Read through the entries below and return each line with the word "Primary".

--- BEGIN Listed entries ---

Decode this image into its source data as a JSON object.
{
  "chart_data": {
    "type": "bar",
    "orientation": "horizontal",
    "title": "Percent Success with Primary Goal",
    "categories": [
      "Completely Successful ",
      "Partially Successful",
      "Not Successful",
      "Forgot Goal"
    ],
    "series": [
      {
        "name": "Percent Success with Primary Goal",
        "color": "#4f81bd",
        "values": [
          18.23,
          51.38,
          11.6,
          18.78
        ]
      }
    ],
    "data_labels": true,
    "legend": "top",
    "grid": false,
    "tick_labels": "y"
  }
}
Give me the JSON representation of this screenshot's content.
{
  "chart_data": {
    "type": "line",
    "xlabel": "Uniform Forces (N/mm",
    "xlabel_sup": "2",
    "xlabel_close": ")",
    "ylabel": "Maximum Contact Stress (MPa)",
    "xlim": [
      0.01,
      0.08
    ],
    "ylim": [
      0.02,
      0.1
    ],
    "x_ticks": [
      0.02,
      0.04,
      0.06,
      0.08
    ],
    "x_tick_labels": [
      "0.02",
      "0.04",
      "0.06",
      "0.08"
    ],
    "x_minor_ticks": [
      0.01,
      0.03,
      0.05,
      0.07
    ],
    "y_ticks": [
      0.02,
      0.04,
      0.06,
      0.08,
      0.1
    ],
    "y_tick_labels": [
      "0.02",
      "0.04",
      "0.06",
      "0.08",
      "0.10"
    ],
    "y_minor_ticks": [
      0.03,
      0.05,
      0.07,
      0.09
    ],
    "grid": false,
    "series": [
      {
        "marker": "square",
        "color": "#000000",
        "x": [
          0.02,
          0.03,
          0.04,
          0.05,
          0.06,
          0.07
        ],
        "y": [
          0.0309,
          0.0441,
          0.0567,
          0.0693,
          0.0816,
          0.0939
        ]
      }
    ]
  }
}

--- END Listed entries ---

> **Solution for this problem**
    "title": "Percent Success with Primary Goal",
        "name": "Percent Success with Primary Goal",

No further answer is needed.